→ **Prompt**
Here are some entries; quote each one exactly.

• • • • •

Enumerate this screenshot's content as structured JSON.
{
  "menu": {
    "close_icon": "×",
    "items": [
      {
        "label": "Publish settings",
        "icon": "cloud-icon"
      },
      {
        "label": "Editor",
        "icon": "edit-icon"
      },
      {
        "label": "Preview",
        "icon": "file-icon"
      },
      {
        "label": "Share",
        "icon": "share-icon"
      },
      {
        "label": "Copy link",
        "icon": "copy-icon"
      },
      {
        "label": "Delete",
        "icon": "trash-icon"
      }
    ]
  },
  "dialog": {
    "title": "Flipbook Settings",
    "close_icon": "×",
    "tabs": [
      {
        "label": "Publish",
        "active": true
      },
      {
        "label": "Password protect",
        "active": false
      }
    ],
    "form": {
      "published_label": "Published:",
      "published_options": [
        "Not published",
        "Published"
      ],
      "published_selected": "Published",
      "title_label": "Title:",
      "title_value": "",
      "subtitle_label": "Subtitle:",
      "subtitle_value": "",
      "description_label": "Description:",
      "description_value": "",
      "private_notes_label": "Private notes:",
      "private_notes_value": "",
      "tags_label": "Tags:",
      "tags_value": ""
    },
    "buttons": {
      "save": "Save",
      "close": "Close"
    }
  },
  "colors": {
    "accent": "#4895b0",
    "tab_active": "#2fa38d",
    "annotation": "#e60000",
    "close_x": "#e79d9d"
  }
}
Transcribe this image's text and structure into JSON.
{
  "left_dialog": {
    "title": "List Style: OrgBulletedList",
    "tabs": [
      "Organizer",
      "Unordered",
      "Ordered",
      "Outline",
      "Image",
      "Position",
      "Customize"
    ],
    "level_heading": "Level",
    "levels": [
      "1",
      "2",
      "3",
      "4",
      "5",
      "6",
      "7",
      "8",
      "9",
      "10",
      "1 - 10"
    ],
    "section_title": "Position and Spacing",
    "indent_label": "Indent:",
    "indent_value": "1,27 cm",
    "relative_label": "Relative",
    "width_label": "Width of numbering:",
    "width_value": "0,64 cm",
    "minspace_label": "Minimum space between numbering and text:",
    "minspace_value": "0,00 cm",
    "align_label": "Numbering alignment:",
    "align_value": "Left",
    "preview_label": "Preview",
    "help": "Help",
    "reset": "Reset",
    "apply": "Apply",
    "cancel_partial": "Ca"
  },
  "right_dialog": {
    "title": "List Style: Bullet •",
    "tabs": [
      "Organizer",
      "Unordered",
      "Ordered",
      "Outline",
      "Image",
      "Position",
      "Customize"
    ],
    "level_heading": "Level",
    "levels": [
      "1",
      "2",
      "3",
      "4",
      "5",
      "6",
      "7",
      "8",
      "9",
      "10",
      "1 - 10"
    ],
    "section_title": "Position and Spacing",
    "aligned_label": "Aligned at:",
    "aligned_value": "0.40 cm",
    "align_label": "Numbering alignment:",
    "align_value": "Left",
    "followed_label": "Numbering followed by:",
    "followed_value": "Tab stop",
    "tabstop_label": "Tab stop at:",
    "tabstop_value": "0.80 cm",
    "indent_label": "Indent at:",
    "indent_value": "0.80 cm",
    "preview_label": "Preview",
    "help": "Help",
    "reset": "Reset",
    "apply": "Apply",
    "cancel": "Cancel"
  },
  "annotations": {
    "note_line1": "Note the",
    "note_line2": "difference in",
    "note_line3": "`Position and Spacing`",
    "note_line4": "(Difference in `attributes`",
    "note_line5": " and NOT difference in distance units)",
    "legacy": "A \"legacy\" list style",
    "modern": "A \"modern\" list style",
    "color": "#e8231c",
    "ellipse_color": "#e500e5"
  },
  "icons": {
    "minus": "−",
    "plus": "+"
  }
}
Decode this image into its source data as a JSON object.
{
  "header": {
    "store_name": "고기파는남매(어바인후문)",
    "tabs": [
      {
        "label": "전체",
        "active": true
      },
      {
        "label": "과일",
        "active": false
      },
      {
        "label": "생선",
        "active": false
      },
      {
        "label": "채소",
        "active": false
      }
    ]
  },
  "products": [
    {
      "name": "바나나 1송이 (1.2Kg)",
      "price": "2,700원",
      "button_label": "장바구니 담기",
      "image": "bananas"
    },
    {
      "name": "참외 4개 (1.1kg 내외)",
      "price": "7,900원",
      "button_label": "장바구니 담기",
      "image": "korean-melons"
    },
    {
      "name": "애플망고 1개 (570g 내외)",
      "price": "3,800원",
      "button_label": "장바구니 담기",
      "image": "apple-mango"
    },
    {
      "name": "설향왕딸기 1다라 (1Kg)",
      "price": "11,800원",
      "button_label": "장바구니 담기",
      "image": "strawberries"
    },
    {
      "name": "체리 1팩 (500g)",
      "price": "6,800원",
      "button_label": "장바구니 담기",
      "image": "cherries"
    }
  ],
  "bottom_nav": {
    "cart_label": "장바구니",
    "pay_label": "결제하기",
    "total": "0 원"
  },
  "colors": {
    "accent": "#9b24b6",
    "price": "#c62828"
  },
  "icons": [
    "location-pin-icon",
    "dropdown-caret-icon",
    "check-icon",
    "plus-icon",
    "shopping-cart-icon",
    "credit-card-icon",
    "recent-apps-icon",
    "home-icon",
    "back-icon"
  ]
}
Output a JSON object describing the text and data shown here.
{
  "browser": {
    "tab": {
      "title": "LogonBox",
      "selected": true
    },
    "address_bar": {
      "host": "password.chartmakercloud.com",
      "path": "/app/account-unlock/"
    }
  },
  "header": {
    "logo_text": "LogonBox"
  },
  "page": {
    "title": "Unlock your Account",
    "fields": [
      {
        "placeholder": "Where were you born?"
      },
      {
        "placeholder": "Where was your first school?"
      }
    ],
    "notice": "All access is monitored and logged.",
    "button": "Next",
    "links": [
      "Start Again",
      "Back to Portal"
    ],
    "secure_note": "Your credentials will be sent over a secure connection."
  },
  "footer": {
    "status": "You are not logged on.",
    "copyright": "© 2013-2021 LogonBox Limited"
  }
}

• • • • •

→ **Final answer**
Enumerate this screenshot's content as structured JSON.
{
  "menu": {
    "close_icon": "×",
    "items": [
      {
        "label": "Publish settings",
        "icon": "cloud-icon"
      },
      {
        "label": "Editor",
        "icon": "edit-icon"
      },
      {
        "label": "Preview",
        "icon": "file-icon"
      },
      {
        "label": "Share",
        "icon": "share-icon"
      },
      {
        "label": "Copy link",
        "icon": "copy-icon"
      },
      {
        "label": "Delete",
        "icon": "trash-icon"
      }
    ]
  },
  "dialog": {
    "title": "Flipbook Settings",
    "close_icon": "×",
    "tabs": [
      {
        "label": "Publish",
        "active": true
      },
      {
        "label": "Password protect",
        "active": false
      }
    ],
    "form": {
      "published_label": "Published:",
      "published_options": [
        "Not published",
        "Published"
      ],
      "published_selected": "Published",
      "title_label": "Title:",
      "title_value": "",
      "subtitle_label": "Subtitle:",
      "subtitle_value": "",
      "description_label": "Description:",
      "description_value": "",
      "private_notes_label": "Private notes:",
      "private_notes_value": "",
      "tags_label": "Tags:",
      "tags_value": ""
    },
    "buttons": {
      "save": "Save",
      "close": "Close"
    }
  },
  "colors": {
    "accent": "#4895b0",
    "tab_active": "#2fa38d",
    "annotation": "#e60000",
    "close_x": "#e79d9d"
  }
}
Transcribe this image's text and structure into JSON.
{
  "left_dialog": {
    "title": "List Style: OrgBulletedList",
    "tabs": [
      "Organizer",
      "Unordered",
      "Ordered",
      "Outline",
      "Image",
      "Position",
      "Customize"
    ],
    "level_heading": "Level",
    "levels": [
      "1",
      "2",
      "3",
      "4",
      "5",
      "6",
      "7",
      "8",
      "9",
      "10",
      "1 - 10"
    ],
    "section_title": "Position and Spacing",
    "indent_label": "Indent:",
    "indent_value": "1,27 cm",
    "relative_label": "Relative",
    "width_label": "Width of numbering:",
    "width_value": "0,64 cm",
    "minspace_label": "Minimum space between numbering and text:",
    "minspace_value": "0,00 cm",
    "align_label": "Numbering alignment:",
    "align_value": "Left",
    "preview_label": "Preview",
    "help": "Help",
    "reset": "Reset",
    "apply": "Apply",
    "cancel_partial": "Ca"
  },
  "right_dialog": {
    "title": "List Style: Bullet •",
    "tabs": [
      "Organizer",
      "Unordered",
      "Ordered",
      "Outline",
      "Image",
      "Position",
      "Customize"
    ],
    "level_heading": "Level",
    "levels": [
      "1",
      "2",
      "3",
      "4",
      "5",
      "6",
      "7",
      "8",
      "9",
      "10",
      "1 - 10"
    ],
    "section_title": "Position and Spacing",
    "aligned_label": "Aligned at:",
    "aligned_value": "0.40 cm",
    "align_label": "Numbering alignment:",
    "align_value": "Left",
    "followed_label": "Numbering followed by:",
    "followed_value": "Tab stop",
    "tabstop_label": "Tab stop at:",
    "tabstop_value": "0.80 cm",
    "indent_label": "Indent at:",
    "indent_value": "0.80 cm",
    "preview_label": "Preview",
    "help": "Help",
    "reset": "Reset",
    "apply": "Apply",
    "cancel": "Cancel"
  },
  "annotations": {
    "note_line1": "Note the",
    "note_line2": "difference in",
    "note_line3": "`Position and Spacing`",
    "note_line4": "(Difference in `attributes`",
    "note_line5": " and NOT difference in distance units)",
    "legacy": "A \"legacy\" list style",
    "modern": "A \"modern\" list style",
    "color": "#e8231c",
    "ellipse_color": "#e500e5"
  },
  "icons": {
    "minus": "−",
    "plus": "+"
  }
}
Decode this image into its source data as a JSON object.
{
  "header": {
    "store_name": "고기파는남매(어바인후문)",
    "tabs": [
      {
        "label": "전체",
        "active": true
      },
      {
        "label": "과일",
        "active": false
      },
      {
        "label": "생선",
        "active": false
      },
      {
        "label": "채소",
        "active": false
      }
    ]
  },
  "products": [
    {
      "name": "바나나 1송이 (1.2Kg)",
      "price": "2,700원",
      "button_label": "장바구니 담기",
      "image": "bananas"
    },
    {
      "name": "참외 4개 (1.1kg 내외)",
      "price": "7,900원",
      "button_label": "장바구니 담기",
      "image": "korean-melons"
    },
    {
      "name": "애플망고 1개 (570g 내외)",
      "price": "3,800원",
      "button_label": "장바구니 담기",
      "image": "apple-mango"
    },
    {
      "name": "설향왕딸기 1다라 (1Kg)",
      "price": "11,800원",
      "button_label": "장바구니 담기",
      "image": "strawberries"
    },
    {
      "name": "체리 1팩 (500g)",
      "price": "6,800원",
      "button_label": "장바구니 담기",
      "image": "cherries"
    }
  ],
  "bottom_nav": {
    "cart_label": "장바구니",
    "pay_label": "결제하기",
    "total": "0 원"
  },
  "colors": {
    "accent": "#9b24b6",
    "price": "#c62828"
  },
  "icons": [
    "location-pin-icon",
    "dropdown-caret-icon",
    "check-icon",
    "plus-icon",
    "shopping-cart-icon",
    "credit-card-icon",
    "recent-apps-icon",
    "home-icon",
    "back-icon"
  ]
}
Output a JSON object describing the text and data shown here.
{
  "browser": {
    "tab": {
      "title": "LogonBox",
      "selected": true
    },
    "address_bar": {
      "host": "password.chartmakercloud.com",
      "path": "/app/account-unlock/"
    }
  },
  "header": {
    "logo_text": "LogonBox"
  },
  "page": {
    "title": "Unlock your Account",
    "fields": [
      {
        "placeholder": "Where were you born?"
      },
      {
        "placeholder": "Where was your first school?"
      }
    ],
    "notice": "All access is monitored and logged.",
    "button": "Next",
    "links": [
      "Start Again",
      "Back to Portal"
    ],
    "secure_note": "Your credentials will be sent over a secure connection."
  },
  "footer": {
    "status": "You are not logged on.",
    "copyright": "© 2013-2021 LogonBox Limited"
  }
}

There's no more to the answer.